- [JOB]: Find each line with the word "name" and state how many there are, nothing more.

** BEGIN **

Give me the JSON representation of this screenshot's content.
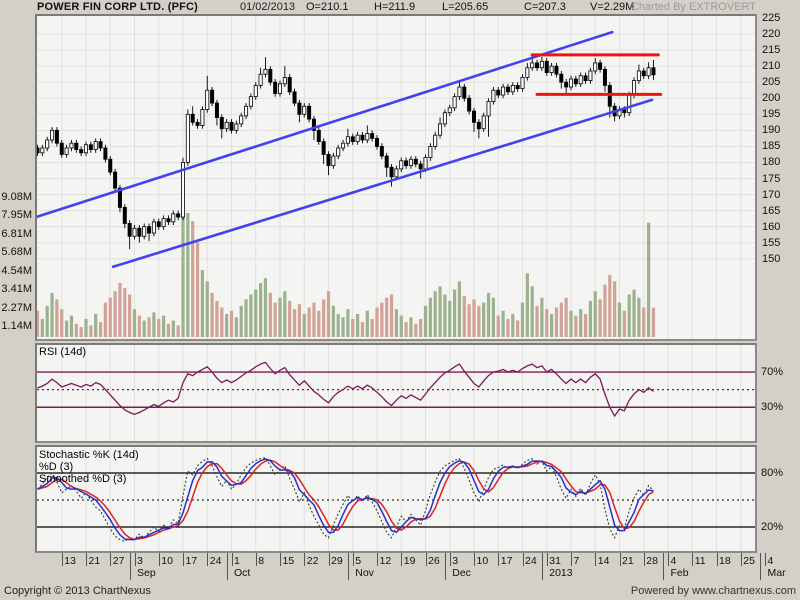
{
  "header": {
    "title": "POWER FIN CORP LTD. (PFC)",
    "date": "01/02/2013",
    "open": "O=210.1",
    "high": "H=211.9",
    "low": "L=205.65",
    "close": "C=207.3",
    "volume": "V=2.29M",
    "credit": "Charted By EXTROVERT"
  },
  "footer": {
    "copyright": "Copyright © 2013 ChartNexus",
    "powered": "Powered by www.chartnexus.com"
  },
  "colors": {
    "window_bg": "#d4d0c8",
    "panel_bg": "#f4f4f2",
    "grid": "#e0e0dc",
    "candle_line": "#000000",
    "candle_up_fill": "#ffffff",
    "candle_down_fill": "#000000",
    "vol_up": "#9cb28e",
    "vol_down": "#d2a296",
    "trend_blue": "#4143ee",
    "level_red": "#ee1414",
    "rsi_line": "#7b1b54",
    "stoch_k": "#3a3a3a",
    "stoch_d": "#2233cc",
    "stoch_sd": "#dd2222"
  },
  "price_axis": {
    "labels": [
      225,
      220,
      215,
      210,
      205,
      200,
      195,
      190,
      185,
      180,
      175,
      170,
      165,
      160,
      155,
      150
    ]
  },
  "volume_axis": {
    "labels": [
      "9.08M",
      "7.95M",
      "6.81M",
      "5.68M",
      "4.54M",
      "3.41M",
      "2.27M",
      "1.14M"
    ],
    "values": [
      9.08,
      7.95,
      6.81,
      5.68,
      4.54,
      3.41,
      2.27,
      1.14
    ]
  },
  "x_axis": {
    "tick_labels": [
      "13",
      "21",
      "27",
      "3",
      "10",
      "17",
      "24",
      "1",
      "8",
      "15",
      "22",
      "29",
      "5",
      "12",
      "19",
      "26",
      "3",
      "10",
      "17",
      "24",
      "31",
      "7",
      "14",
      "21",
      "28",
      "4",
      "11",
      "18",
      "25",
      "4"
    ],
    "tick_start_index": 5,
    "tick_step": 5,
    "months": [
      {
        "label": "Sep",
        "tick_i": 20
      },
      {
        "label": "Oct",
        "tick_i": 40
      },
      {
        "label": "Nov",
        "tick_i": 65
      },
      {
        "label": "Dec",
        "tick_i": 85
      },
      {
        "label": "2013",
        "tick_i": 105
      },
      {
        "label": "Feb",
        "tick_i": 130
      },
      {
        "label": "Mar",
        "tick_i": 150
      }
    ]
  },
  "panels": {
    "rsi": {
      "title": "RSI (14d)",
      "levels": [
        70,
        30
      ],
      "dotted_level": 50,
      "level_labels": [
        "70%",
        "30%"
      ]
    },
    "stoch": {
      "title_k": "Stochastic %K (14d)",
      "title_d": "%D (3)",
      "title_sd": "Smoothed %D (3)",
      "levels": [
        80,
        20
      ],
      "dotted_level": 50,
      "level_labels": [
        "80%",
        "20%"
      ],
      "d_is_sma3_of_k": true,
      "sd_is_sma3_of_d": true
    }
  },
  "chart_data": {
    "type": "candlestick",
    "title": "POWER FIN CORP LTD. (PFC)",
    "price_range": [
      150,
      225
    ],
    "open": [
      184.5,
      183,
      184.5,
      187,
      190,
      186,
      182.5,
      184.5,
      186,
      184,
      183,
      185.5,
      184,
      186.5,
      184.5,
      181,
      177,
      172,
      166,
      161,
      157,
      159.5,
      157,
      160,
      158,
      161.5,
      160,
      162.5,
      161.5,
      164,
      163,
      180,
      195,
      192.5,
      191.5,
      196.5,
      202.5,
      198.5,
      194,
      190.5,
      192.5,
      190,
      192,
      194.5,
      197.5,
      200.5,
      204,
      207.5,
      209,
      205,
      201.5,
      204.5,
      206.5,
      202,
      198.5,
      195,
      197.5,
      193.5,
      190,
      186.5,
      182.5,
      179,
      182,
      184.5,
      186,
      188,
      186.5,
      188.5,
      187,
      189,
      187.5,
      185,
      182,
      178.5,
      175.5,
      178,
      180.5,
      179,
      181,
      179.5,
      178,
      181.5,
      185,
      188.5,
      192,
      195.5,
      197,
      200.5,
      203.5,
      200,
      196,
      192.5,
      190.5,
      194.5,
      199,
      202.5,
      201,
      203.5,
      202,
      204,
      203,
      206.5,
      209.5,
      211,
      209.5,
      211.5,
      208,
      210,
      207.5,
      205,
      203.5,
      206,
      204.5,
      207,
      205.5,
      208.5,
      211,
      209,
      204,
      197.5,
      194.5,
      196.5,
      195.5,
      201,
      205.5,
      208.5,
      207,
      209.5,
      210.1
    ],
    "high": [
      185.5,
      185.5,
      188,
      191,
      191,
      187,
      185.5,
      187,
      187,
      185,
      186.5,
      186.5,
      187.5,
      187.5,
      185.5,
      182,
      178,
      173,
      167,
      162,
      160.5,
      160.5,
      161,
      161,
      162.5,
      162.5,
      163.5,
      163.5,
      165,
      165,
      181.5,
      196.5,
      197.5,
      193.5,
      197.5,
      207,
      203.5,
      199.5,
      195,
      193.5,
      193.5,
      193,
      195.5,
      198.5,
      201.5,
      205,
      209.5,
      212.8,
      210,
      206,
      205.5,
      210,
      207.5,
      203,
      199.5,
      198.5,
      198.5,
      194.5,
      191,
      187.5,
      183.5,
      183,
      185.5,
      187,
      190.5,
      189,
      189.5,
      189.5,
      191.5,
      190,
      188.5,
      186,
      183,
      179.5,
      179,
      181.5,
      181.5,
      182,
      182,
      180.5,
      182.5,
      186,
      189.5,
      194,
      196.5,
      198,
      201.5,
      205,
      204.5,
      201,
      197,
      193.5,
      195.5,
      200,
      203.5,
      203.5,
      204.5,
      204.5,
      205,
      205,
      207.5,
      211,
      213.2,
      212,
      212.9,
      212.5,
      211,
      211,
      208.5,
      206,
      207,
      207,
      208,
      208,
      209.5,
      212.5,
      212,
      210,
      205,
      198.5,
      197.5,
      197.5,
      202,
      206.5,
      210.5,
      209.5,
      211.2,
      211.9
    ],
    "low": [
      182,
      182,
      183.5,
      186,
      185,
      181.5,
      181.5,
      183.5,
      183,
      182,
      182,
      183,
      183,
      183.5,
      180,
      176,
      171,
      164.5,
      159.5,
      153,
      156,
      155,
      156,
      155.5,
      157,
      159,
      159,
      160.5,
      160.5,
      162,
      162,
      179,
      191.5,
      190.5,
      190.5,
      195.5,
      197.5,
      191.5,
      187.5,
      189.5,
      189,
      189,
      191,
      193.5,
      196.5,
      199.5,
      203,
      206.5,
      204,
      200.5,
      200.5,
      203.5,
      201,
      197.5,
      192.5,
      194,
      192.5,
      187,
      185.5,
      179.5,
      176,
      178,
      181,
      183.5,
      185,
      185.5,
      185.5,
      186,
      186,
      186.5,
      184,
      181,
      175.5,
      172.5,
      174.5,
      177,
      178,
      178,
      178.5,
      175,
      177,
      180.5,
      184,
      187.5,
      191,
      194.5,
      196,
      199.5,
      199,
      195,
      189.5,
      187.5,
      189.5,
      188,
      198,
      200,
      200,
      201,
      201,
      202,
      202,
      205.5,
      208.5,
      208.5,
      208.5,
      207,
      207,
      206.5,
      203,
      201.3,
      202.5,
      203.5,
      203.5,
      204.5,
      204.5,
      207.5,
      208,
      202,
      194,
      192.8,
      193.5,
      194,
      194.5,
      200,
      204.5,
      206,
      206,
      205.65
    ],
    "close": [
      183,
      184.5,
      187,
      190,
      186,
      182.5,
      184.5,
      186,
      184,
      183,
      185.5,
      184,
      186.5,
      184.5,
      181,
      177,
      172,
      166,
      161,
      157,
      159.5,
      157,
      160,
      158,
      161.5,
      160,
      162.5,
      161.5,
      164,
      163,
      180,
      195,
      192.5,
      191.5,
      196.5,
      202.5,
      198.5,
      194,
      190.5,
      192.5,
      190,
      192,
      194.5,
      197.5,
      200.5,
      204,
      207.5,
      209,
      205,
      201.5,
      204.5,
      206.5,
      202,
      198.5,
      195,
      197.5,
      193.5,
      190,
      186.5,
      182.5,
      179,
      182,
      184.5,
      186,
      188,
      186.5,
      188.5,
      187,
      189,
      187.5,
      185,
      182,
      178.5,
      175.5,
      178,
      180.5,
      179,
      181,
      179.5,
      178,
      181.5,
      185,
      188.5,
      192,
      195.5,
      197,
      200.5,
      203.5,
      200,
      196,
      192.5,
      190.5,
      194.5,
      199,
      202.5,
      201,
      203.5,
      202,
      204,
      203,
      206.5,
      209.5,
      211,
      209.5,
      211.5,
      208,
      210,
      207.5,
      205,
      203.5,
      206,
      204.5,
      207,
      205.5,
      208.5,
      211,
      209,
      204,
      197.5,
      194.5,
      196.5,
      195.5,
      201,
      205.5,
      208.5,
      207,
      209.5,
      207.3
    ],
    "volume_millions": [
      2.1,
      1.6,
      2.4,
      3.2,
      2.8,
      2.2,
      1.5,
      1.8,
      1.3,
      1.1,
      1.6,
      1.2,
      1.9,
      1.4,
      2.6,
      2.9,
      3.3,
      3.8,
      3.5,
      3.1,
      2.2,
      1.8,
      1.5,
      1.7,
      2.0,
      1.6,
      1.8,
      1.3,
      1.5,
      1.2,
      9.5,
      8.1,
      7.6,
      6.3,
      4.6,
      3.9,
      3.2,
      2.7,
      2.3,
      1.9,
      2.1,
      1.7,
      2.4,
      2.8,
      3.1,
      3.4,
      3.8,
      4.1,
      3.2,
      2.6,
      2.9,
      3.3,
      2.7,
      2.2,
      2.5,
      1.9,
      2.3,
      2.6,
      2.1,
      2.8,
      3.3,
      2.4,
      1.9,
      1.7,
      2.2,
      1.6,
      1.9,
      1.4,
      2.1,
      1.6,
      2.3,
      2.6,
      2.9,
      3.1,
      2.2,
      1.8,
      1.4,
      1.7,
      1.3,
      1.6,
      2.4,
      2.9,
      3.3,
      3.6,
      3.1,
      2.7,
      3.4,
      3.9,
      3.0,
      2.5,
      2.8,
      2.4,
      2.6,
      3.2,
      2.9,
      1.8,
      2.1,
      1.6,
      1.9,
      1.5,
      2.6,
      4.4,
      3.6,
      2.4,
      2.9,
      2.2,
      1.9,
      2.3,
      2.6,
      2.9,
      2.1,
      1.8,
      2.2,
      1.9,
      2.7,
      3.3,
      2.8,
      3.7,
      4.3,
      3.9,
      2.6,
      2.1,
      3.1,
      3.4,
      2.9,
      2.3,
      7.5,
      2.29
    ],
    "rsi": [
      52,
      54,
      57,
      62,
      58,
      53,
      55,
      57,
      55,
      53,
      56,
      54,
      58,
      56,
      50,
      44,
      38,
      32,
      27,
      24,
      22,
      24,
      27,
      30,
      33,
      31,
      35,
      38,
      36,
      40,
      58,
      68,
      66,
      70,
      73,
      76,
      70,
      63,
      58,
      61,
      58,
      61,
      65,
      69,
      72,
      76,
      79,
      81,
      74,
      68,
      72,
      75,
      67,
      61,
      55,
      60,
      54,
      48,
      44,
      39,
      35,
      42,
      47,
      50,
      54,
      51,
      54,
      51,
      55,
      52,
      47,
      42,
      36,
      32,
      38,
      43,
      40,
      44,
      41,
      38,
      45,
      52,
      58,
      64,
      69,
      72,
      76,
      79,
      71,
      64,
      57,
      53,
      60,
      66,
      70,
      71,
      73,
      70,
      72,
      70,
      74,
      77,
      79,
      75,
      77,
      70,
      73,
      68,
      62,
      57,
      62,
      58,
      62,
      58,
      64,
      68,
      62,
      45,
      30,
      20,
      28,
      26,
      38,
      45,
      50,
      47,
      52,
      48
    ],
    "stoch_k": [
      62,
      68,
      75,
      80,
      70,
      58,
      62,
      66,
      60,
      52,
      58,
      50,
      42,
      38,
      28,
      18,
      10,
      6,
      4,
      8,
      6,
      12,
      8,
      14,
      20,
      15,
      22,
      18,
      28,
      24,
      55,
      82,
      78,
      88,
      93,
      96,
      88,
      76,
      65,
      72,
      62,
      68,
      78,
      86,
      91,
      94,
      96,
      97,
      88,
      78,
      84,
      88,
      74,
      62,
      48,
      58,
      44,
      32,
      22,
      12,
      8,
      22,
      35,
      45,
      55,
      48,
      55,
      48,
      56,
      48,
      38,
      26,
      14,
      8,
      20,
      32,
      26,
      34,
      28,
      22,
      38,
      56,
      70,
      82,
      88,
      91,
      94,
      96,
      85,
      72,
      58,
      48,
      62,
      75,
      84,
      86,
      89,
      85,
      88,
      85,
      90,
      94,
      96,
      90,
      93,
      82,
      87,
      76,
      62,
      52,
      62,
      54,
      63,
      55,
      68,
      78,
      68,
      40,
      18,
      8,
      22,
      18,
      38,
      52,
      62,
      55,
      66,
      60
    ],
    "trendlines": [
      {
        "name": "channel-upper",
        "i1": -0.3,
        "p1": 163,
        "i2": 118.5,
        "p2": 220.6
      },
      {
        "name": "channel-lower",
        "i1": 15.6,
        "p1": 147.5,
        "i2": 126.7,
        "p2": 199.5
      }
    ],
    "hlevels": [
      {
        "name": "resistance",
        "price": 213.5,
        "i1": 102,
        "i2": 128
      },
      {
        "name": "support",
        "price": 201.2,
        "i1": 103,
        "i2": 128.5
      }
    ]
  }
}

** END **

- [OUTPUT OF THE EXERCISE]: 4